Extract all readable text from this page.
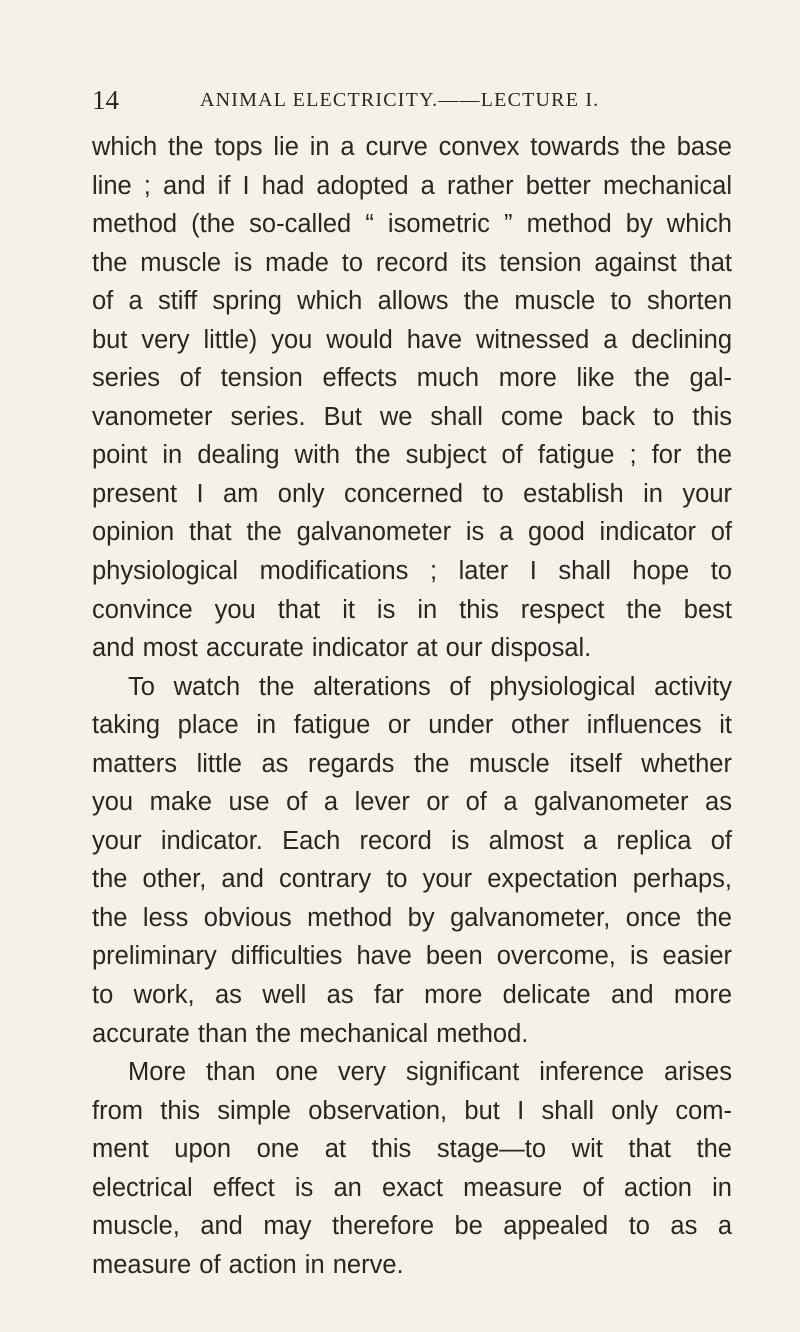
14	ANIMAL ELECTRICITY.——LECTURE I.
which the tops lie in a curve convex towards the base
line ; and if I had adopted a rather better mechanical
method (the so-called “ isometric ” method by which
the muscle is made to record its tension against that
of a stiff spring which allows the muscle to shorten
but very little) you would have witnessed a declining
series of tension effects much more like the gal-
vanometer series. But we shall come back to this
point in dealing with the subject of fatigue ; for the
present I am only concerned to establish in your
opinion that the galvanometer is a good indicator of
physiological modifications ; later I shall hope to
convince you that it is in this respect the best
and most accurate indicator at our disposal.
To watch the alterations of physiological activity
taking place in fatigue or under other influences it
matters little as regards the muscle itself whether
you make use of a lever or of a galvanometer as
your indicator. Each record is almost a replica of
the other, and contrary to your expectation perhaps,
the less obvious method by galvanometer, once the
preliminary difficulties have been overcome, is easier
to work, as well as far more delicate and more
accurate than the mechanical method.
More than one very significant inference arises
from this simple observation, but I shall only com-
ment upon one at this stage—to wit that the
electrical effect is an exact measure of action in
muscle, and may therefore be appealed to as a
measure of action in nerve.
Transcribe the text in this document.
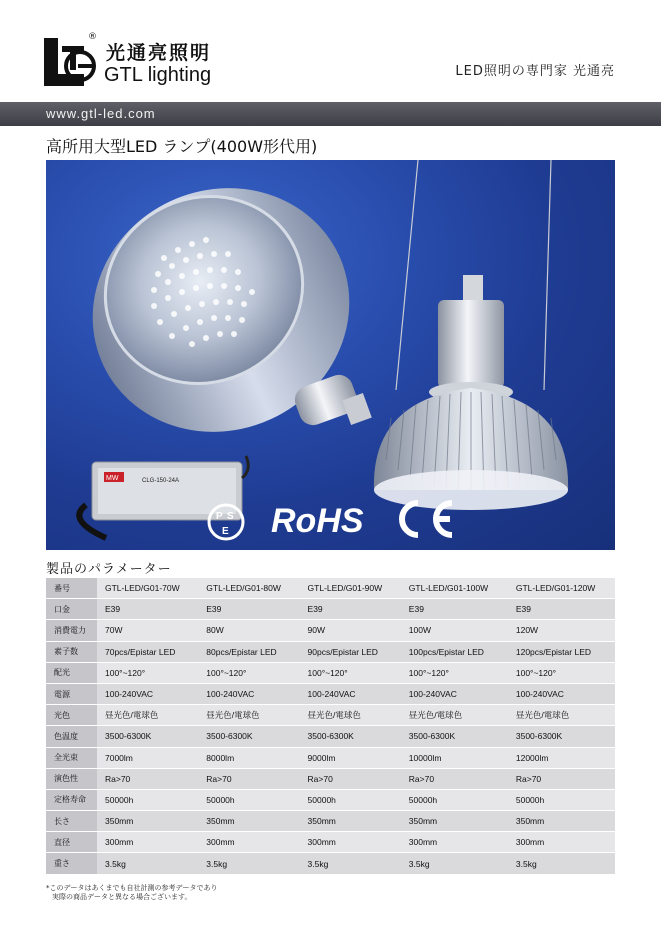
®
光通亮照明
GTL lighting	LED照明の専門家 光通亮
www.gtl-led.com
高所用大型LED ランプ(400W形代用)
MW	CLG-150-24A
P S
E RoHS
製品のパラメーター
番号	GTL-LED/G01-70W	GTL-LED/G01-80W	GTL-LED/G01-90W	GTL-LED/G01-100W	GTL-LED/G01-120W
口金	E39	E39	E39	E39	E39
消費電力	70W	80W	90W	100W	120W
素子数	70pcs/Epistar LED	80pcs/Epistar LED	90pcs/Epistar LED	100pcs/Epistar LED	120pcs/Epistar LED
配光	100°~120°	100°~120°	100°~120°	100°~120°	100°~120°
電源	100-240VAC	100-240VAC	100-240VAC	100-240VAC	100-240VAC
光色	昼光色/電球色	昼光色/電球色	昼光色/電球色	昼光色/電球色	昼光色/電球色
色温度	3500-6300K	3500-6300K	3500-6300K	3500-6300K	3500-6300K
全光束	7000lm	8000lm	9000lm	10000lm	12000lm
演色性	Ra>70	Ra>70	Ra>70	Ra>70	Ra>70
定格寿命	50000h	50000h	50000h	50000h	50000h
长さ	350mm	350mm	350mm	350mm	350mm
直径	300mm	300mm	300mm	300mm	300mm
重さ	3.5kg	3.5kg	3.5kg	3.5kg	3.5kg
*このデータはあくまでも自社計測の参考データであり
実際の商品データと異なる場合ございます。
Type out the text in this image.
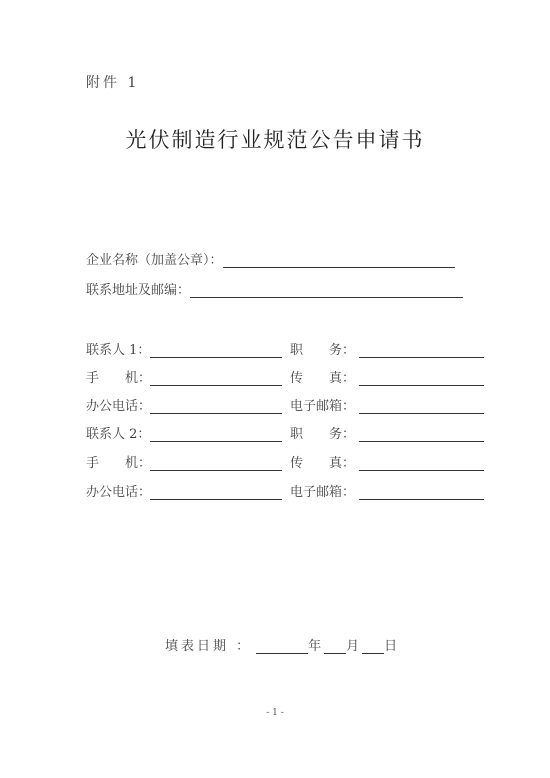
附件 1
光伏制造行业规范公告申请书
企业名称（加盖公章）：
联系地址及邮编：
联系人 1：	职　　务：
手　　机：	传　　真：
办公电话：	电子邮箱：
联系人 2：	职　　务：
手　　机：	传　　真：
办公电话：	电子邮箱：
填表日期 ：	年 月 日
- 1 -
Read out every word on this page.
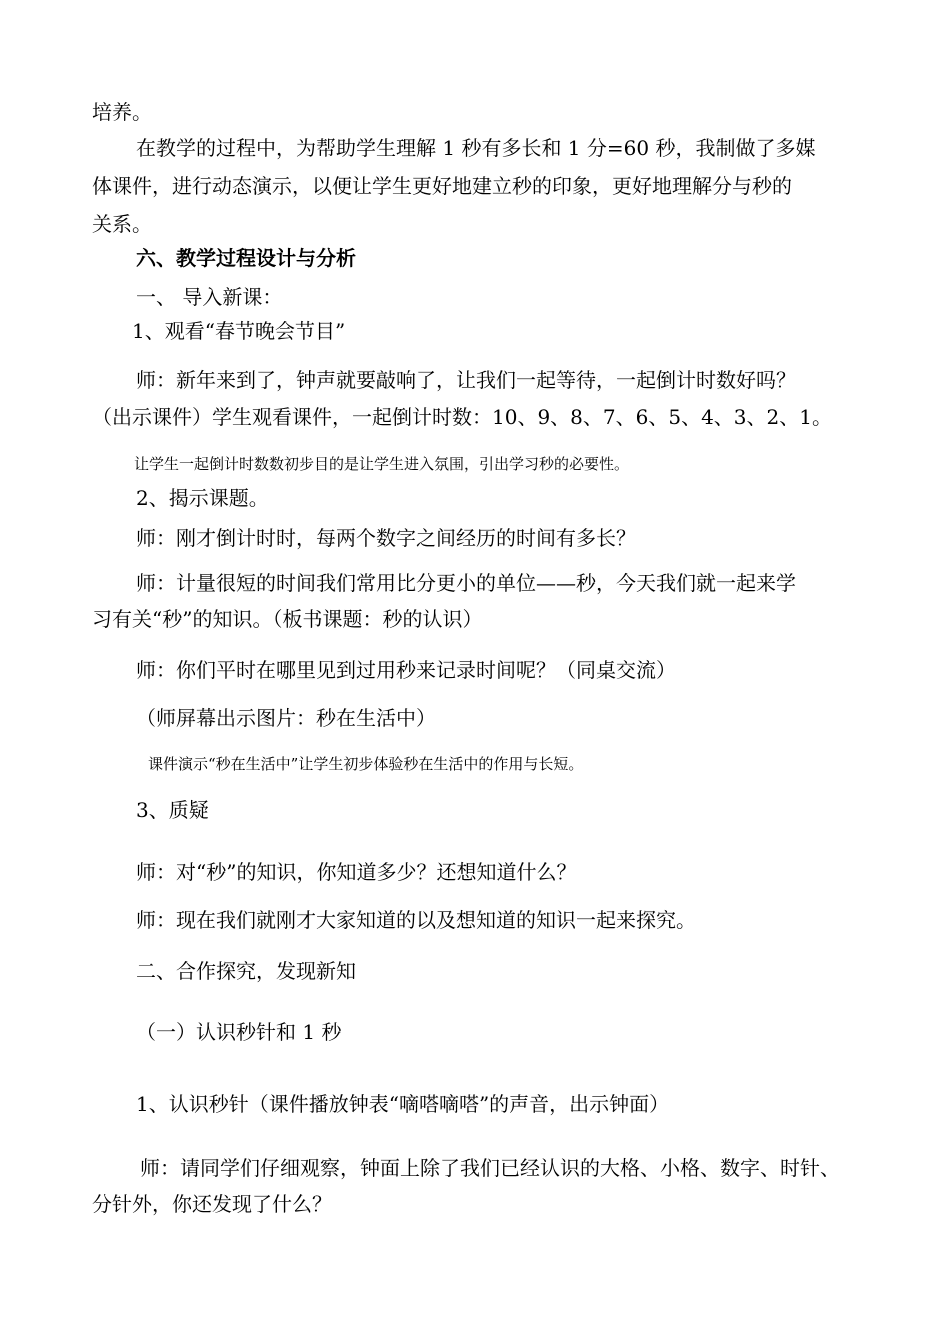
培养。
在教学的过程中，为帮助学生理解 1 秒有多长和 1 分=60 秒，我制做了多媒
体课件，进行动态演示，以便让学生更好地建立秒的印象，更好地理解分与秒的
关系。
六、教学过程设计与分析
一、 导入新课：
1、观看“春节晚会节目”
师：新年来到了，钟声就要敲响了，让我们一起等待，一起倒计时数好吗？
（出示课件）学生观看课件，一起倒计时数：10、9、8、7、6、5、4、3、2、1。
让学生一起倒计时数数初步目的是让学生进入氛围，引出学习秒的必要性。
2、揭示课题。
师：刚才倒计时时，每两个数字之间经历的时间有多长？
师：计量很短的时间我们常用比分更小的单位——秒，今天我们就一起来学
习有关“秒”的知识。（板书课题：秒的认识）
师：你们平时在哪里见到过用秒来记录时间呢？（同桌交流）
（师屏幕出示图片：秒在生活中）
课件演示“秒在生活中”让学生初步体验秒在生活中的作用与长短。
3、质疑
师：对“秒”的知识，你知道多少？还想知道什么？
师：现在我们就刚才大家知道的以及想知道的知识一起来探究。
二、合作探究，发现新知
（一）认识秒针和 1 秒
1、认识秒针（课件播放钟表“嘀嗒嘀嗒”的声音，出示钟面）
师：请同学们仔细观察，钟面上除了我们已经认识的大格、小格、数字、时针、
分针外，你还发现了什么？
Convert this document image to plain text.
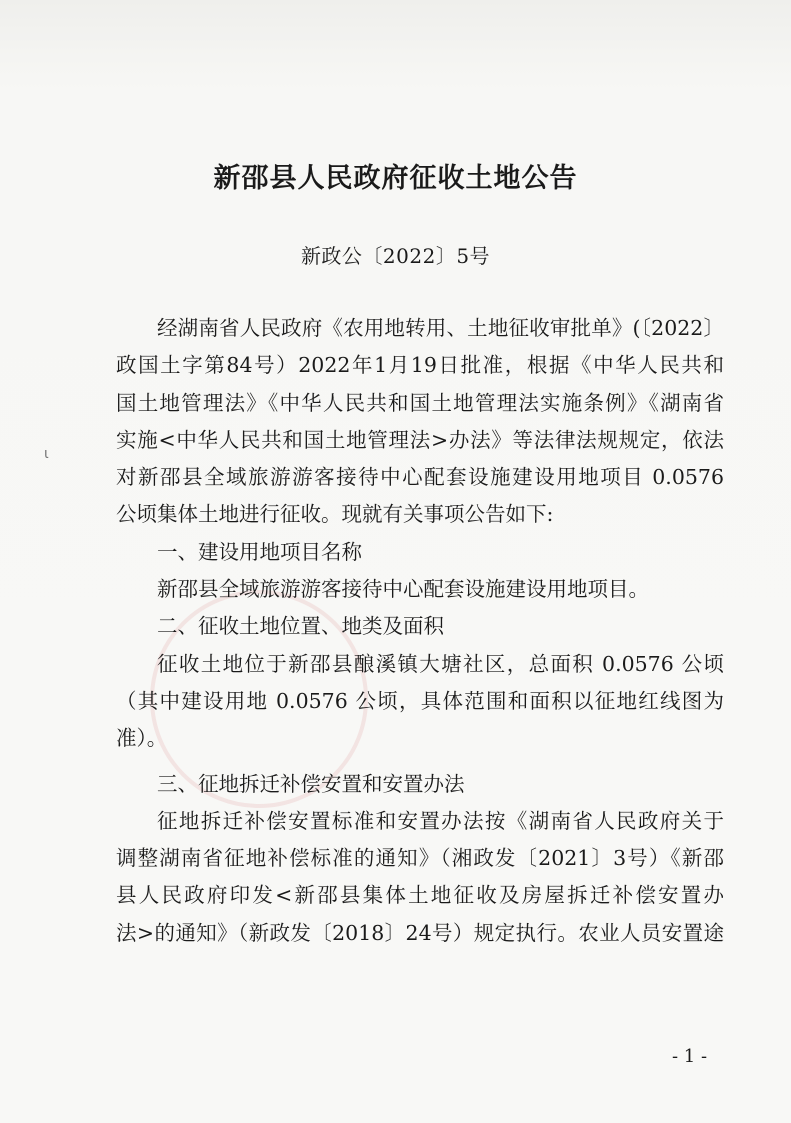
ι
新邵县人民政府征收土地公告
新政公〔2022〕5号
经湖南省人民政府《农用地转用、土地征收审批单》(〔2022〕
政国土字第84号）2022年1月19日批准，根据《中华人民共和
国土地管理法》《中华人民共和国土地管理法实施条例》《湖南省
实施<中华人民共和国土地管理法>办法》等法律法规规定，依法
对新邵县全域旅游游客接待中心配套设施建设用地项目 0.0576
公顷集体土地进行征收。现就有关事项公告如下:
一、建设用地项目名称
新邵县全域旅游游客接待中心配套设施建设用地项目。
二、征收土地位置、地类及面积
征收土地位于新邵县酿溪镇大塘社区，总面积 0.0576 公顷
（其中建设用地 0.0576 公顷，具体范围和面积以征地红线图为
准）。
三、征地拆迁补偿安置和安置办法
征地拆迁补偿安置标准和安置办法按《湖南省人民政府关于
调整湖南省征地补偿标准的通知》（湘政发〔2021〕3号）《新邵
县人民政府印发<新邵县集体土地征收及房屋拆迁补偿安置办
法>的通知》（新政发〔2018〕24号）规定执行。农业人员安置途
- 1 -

____

Task details — Pictures are to be left out; the records above must be repeated word for word.

Answer to the exercise —
Extract all readable text from this page.
14	ANIMAL ELECTRICITY.——LECTURE I.
which the tops lie in a curve convex towards the base
line ; and if I had adopted a rather better mechanical
method (the so-called “ isometric ” method by which
the muscle is made to record its tension against that
of a stiff spring which allows the muscle to shorten
but very little) you would have witnessed a declining
series of tension effects much more like the gal-
vanometer series. But we shall come back to this
point in dealing with the subject of fatigue ; for the
present I am only concerned to establish in your
opinion that the galvanometer is a good indicator of
physiological modifications ; later I shall hope to
convince you that it is in this respect the best
and most accurate indicator at our disposal.
To watch the alterations of physiological activity
taking place in fatigue or under other influences it
matters little as regards the muscle itself whether
you make use of a lever or of a galvanometer as
your indicator. Each record is almost a replica of
the other, and contrary to your expectation perhaps,
the less obvious method by galvanometer, once the
preliminary difficulties have been overcome, is easier
to work, as well as far more delicate and more
accurate than the mechanical method.
More than one very significant inference arises
from this simple observation, but I shall only com-
ment upon one at this stage—to wit that the
electrical effect is an exact measure of action in
muscle, and may therefore be appealed to as a
measure of action in nerve.
Transcribe the text in this document.
®
光通亮照明
GTL lighting	LED照明の専門家 光通亮
www.gtl-led.com
高所用大型LED ランプ(400W形代用)
MW	CLG-150-24A
P S
E RoHS
製品のパラメーター
番号	GTL-LED/G01-70W	GTL-LED/G01-80W	GTL-LED/G01-90W	GTL-LED/G01-100W	GTL-LED/G01-120W
口金	E39	E39	E39	E39	E39
消費電力	70W	80W	90W	100W	120W
素子数	70pcs/Epistar LED	80pcs/Epistar LED	90pcs/Epistar LED	100pcs/Epistar LED	120pcs/Epistar LED
配光	100°~120°	100°~120°	100°~120°	100°~120°	100°~120°
電源	100-240VAC	100-240VAC	100-240VAC	100-240VAC	100-240VAC
光色	昼光色/電球色	昼光色/電球色	昼光色/電球色	昼光色/電球色	昼光色/電球色
色温度	3500-6300K	3500-6300K	3500-6300K	3500-6300K	3500-6300K
全光束	7000lm	8000lm	9000lm	10000lm	12000lm
演色性	Ra>70	Ra>70	Ra>70	Ra>70	Ra>70
定格寿命	50000h	50000h	50000h	50000h	50000h
长さ	350mm	350mm	350mm	350mm	350mm
直径	300mm	300mm	300mm	300mm	300mm
重さ	3.5kg	3.5kg	3.5kg	3.5kg	3.5kg
*このデータはあくまでも自社計測の参考データであり
実際の商品データと異なる場合ございます。
Type out the text in this image.
附件 1
光伏制造行业规范公告申请书
企业名称（加盖公章）：
联系地址及邮编：
联系人 1：	职　　务：
手　　机：	传　　真：
办公电话：	电子邮箱：
联系人 2：	职　　务：
手　　机：	传　　真：
办公电话：	电子邮箱：
填表日期 ：	年 月 日
- 1 -
Read out every word on this page.
培养。
在教学的过程中，为帮助学生理解 1 秒有多长和 1 分=60 秒，我制做了多媒
体课件，进行动态演示，以便让学生更好地建立秒的印象，更好地理解分与秒的
关系。
六、教学过程设计与分析
一、 导入新课：
1、观看“春节晚会节目”
师：新年来到了，钟声就要敲响了，让我们一起等待，一起倒计时数好吗？
（出示课件）学生观看课件，一起倒计时数：10、9、8、7、6、5、4、3、2、1。
让学生一起倒计时数数初步目的是让学生进入氛围，引出学习秒的必要性。
2、揭示课题。
师：刚才倒计时时，每两个数字之间经历的时间有多长？
师：计量很短的时间我们常用比分更小的单位——秒，今天我们就一起来学
习有关“秒”的知识。（板书课题：秒的认识）
师：你们平时在哪里见到过用秒来记录时间呢？（同桌交流）
（师屏幕出示图片：秒在生活中）
课件演示“秒在生活中”让学生初步体验秒在生活中的作用与长短。
3、质疑
师：对“秒”的知识，你知道多少？还想知道什么？
师：现在我们就刚才大家知道的以及想知道的知识一起来探究。
二、合作探究，发现新知
（一）认识秒针和 1 秒
1、认识秒针（课件播放钟表“嘀嗒嘀嗒”的声音，出示钟面）
师：请同学们仔细观察，钟面上除了我们已经认识的大格、小格、数字、时针、
分针外，你还发现了什么？
Convert this document image to plain text.
ι
新邵县人民政府征收土地公告
新政公〔2022〕5号
经湖南省人民政府《农用地转用、土地征收审批单》(〔2022〕
政国土字第84号）2022年1月19日批准，根据《中华人民共和
国土地管理法》《中华人民共和国土地管理法实施条例》《湖南省
实施<中华人民共和国土地管理法>办法》等法律法规规定，依法
对新邵县全域旅游游客接待中心配套设施建设用地项目 0.0576
公顷集体土地进行征收。现就有关事项公告如下:
一、建设用地项目名称
新邵县全域旅游游客接待中心配套设施建设用地项目。
二、征收土地位置、地类及面积
征收土地位于新邵县酿溪镇大塘社区，总面积 0.0576 公顷
（其中建设用地 0.0576 公顷，具体范围和面积以征地红线图为
准）。
三、征地拆迁补偿安置和安置办法
征地拆迁补偿安置标准和安置办法按《湖南省人民政府关于
调整湖南省征地补偿标准的通知》（湘政发〔2021〕3号）《新邵
县人民政府印发<新邵县集体土地征收及房屋拆迁补偿安置办
法>的通知》（新政发〔2018〕24号）规定执行。农业人员安置途
- 1 -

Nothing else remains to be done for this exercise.